>> start Material for this exercise
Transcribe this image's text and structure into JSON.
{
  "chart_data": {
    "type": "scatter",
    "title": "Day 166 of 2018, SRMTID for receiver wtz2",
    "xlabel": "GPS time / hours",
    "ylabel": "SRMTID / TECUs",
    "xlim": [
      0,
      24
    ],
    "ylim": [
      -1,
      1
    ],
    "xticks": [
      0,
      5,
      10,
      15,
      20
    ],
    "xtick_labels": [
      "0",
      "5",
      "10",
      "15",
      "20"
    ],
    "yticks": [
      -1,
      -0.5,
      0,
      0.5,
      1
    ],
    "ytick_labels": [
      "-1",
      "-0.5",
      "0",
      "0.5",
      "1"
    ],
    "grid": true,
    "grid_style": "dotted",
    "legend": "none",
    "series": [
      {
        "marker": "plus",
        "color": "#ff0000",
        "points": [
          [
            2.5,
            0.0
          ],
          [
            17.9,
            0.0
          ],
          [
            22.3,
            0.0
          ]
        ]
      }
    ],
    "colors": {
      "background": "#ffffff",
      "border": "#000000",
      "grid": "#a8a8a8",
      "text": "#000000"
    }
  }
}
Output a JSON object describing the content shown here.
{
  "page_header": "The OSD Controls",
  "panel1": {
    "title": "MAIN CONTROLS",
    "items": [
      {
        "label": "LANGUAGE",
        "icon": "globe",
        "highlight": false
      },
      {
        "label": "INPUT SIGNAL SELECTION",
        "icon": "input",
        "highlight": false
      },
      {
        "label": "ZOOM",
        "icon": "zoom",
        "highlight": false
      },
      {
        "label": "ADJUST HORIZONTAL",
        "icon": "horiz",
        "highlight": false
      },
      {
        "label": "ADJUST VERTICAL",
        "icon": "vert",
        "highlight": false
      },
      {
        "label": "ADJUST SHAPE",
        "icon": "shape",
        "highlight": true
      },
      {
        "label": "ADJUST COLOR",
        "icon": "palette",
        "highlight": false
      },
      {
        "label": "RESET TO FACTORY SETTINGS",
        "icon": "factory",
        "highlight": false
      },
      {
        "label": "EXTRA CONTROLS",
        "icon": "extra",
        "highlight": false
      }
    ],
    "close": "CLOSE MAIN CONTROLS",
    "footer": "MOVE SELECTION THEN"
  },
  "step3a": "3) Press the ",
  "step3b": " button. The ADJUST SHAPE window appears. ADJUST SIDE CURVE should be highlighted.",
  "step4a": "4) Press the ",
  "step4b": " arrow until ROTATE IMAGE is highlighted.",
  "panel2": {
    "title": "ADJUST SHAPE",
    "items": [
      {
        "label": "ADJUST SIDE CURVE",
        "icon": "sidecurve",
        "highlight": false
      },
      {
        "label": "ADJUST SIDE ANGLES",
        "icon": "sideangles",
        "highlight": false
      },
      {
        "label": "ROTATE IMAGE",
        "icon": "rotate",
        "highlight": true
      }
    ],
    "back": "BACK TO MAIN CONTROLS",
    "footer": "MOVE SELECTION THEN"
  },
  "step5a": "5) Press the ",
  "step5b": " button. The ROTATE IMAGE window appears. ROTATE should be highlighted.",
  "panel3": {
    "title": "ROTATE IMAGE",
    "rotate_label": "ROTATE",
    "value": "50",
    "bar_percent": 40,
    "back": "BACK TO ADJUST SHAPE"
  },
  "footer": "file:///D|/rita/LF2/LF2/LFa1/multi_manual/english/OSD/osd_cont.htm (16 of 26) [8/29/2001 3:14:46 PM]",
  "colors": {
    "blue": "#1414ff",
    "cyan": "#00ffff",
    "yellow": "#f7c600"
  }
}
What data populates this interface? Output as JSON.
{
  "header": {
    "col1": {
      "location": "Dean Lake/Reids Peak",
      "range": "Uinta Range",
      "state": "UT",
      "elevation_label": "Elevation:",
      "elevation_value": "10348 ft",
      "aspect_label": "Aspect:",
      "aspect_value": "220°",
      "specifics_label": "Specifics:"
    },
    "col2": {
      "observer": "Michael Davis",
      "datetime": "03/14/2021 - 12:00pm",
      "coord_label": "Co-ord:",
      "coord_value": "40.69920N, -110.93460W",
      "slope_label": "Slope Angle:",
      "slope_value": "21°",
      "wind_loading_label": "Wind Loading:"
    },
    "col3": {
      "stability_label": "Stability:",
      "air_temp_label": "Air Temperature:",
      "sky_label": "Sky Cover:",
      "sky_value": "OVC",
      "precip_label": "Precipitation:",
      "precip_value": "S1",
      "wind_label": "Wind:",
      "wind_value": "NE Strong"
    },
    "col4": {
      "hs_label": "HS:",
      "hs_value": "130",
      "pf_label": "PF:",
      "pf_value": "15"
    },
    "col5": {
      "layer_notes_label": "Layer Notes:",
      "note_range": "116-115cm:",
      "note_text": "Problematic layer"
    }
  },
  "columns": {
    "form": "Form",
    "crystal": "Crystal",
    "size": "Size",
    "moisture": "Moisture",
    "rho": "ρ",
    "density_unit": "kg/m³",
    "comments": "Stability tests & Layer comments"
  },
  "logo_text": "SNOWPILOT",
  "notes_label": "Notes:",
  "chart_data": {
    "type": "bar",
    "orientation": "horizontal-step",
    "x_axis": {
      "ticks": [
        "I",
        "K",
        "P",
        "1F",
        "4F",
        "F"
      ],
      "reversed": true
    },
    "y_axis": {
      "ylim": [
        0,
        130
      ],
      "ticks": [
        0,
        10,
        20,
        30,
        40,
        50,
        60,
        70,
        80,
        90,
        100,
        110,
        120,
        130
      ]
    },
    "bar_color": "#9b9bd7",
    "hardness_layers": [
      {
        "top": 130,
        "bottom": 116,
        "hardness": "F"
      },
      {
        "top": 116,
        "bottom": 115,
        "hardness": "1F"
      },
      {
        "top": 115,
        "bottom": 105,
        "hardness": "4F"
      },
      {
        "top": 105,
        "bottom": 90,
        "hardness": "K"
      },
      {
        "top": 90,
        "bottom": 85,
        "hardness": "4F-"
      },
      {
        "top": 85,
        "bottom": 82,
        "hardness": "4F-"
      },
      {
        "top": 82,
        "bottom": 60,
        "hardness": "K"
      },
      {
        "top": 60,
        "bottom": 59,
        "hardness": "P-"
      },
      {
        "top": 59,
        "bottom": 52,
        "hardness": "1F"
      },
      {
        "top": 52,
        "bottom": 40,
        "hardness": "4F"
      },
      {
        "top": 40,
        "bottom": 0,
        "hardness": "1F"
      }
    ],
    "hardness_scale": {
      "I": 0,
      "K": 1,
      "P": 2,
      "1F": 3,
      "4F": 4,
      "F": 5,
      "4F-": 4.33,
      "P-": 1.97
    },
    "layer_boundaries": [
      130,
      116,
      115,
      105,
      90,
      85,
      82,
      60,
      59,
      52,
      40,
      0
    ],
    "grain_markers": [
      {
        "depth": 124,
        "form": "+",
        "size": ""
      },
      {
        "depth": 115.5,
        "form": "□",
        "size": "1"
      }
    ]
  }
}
>> end Material for this exercise
## What is needed
Each entry above is to be quoted exactly.

## Full answer
Transcribe this image's text and structure into JSON.
{
  "chart_data": {
    "type": "scatter",
    "title": "Day 166 of 2018, SRMTID for receiver wtz2",
    "xlabel": "GPS time / hours",
    "ylabel": "SRMTID / TECUs",
    "xlim": [
      0,
      24
    ],
    "ylim": [
      -1,
      1
    ],
    "xticks": [
      0,
      5,
      10,
      15,
      20
    ],
    "xtick_labels": [
      "0",
      "5",
      "10",
      "15",
      "20"
    ],
    "yticks": [
      -1,
      -0.5,
      0,
      0.5,
      1
    ],
    "ytick_labels": [
      "-1",
      "-0.5",
      "0",
      "0.5",
      "1"
    ],
    "grid": true,
    "grid_style": "dotted",
    "legend": "none",
    "series": [
      {
        "marker": "plus",
        "color": "#ff0000",
        "points": [
          [
            2.5,
            0.0
          ],
          [
            17.9,
            0.0
          ],
          [
            22.3,
            0.0
          ]
        ]
      }
    ],
    "colors": {
      "background": "#ffffff",
      "border": "#000000",
      "grid": "#a8a8a8",
      "text": "#000000"
    }
  }
}
Output a JSON object describing the content shown here.
{
  "page_header": "The OSD Controls",
  "panel1": {
    "title": "MAIN CONTROLS",
    "items": [
      {
        "label": "LANGUAGE",
        "icon": "globe",
        "highlight": false
      },
      {
        "label": "INPUT SIGNAL SELECTION",
        "icon": "input",
        "highlight": false
      },
      {
        "label": "ZOOM",
        "icon": "zoom",
        "highlight": false
      },
      {
        "label": "ADJUST HORIZONTAL",
        "icon": "horiz",
        "highlight": false
      },
      {
        "label": "ADJUST VERTICAL",
        "icon": "vert",
        "highlight": false
      },
      {
        "label": "ADJUST SHAPE",
        "icon": "shape",
        "highlight": true
      },
      {
        "label": "ADJUST COLOR",
        "icon": "palette",
        "highlight": false
      },
      {
        "label": "RESET TO FACTORY SETTINGS",
        "icon": "factory",
        "highlight": false
      },
      {
        "label": "EXTRA CONTROLS",
        "icon": "extra",
        "highlight": false
      }
    ],
    "close": "CLOSE MAIN CONTROLS",
    "footer": "MOVE SELECTION THEN"
  },
  "step3a": "3) Press the ",
  "step3b": " button. The ADJUST SHAPE window appears. ADJUST SIDE CURVE should be highlighted.",
  "step4a": "4) Press the ",
  "step4b": " arrow until ROTATE IMAGE is highlighted.",
  "panel2": {
    "title": "ADJUST SHAPE",
    "items": [
      {
        "label": "ADJUST SIDE CURVE",
        "icon": "sidecurve",
        "highlight": false
      },
      {
        "label": "ADJUST SIDE ANGLES",
        "icon": "sideangles",
        "highlight": false
      },
      {
        "label": "ROTATE IMAGE",
        "icon": "rotate",
        "highlight": true
      }
    ],
    "back": "BACK TO MAIN CONTROLS",
    "footer": "MOVE SELECTION THEN"
  },
  "step5a": "5) Press the ",
  "step5b": " button. The ROTATE IMAGE window appears. ROTATE should be highlighted.",
  "panel3": {
    "title": "ROTATE IMAGE",
    "rotate_label": "ROTATE",
    "value": "50",
    "bar_percent": 40,
    "back": "BACK TO ADJUST SHAPE"
  },
  "footer": "file:///D|/rita/LF2/LF2/LFa1/multi_manual/english/OSD/osd_cont.htm (16 of 26) [8/29/2001 3:14:46 PM]",
  "colors": {
    "blue": "#1414ff",
    "cyan": "#00ffff",
    "yellow": "#f7c600"
  }
}
What data populates this interface? Output as JSON.
{
  "header": {
    "col1": {
      "location": "Dean Lake/Reids Peak",
      "range": "Uinta Range",
      "state": "UT",
      "elevation_label": "Elevation:",
      "elevation_value": "10348 ft",
      "aspect_label": "Aspect:",
      "aspect_value": "220°",
      "specifics_label": "Specifics:"
    },
    "col2": {
      "observer": "Michael Davis",
      "datetime": "03/14/2021 - 12:00pm",
      "coord_label": "Co-ord:",
      "coord_value": "40.69920N, -110.93460W",
      "slope_label": "Slope Angle:",
      "slope_value": "21°",
      "wind_loading_label": "Wind Loading:"
    },
    "col3": {
      "stability_label": "Stability:",
      "air_temp_label": "Air Temperature:",
      "sky_label": "Sky Cover:",
      "sky_value": "OVC",
      "precip_label": "Precipitation:",
      "precip_value": "S1",
      "wind_label": "Wind:",
      "wind_value": "NE Strong"
    },
    "col4": {
      "hs_label": "HS:",
      "hs_value": "130",
      "pf_label": "PF:",
      "pf_value": "15"
    },
    "col5": {
      "layer_notes_label": "Layer Notes:",
      "note_range": "116-115cm:",
      "note_text": "Problematic layer"
    }
  },
  "columns": {
    "form": "Form",
    "crystal": "Crystal",
    "size": "Size",
    "moisture": "Moisture",
    "rho": "ρ",
    "density_unit": "kg/m³",
    "comments": "Stability tests & Layer comments"
  },
  "logo_text": "SNOWPILOT",
  "notes_label": "Notes:",
  "chart_data": {
    "type": "bar",
    "orientation": "horizontal-step",
    "x_axis": {
      "ticks": [
        "I",
        "K",
        "P",
        "1F",
        "4F",
        "F"
      ],
      "reversed": true
    },
    "y_axis": {
      "ylim": [
        0,
        130
      ],
      "ticks": [
        0,
        10,
        20,
        30,
        40,
        50,
        60,
        70,
        80,
        90,
        100,
        110,
        120,
        130
      ]
    },
    "bar_color": "#9b9bd7",
    "hardness_layers": [
      {
        "top": 130,
        "bottom": 116,
        "hardness": "F"
      },
      {
        "top": 116,
        "bottom": 115,
        "hardness": "1F"
      },
      {
        "top": 115,
        "bottom": 105,
        "hardness": "4F"
      },
      {
        "top": 105,
        "bottom": 90,
        "hardness": "K"
      },
      {
        "top": 90,
        "bottom": 85,
        "hardness": "4F-"
      },
      {
        "top": 85,
        "bottom": 82,
        "hardness": "4F-"
      },
      {
        "top": 82,
        "bottom": 60,
        "hardness": "K"
      },
      {
        "top": 60,
        "bottom": 59,
        "hardness": "P-"
      },
      {
        "top": 59,
        "bottom": 52,
        "hardness": "1F"
      },
      {
        "top": 52,
        "bottom": 40,
        "hardness": "4F"
      },
      {
        "top": 40,
        "bottom": 0,
        "hardness": "1F"
      }
    ],
    "hardness_scale": {
      "I": 0,
      "K": 1,
      "P": 2,
      "1F": 3,
      "4F": 4,
      "F": 5,
      "4F-": 4.33,
      "P-": 1.97
    },
    "layer_boundaries": [
      130,
      116,
      115,
      105,
      90,
      85,
      82,
      60,
      59,
      52,
      40,
      0
    ],
    "grain_markers": [
      {
        "depth": 124,
        "form": "+",
        "size": ""
      },
      {
        "depth": 115.5,
        "form": "□",
        "size": "1"
      }
    ]
  }
}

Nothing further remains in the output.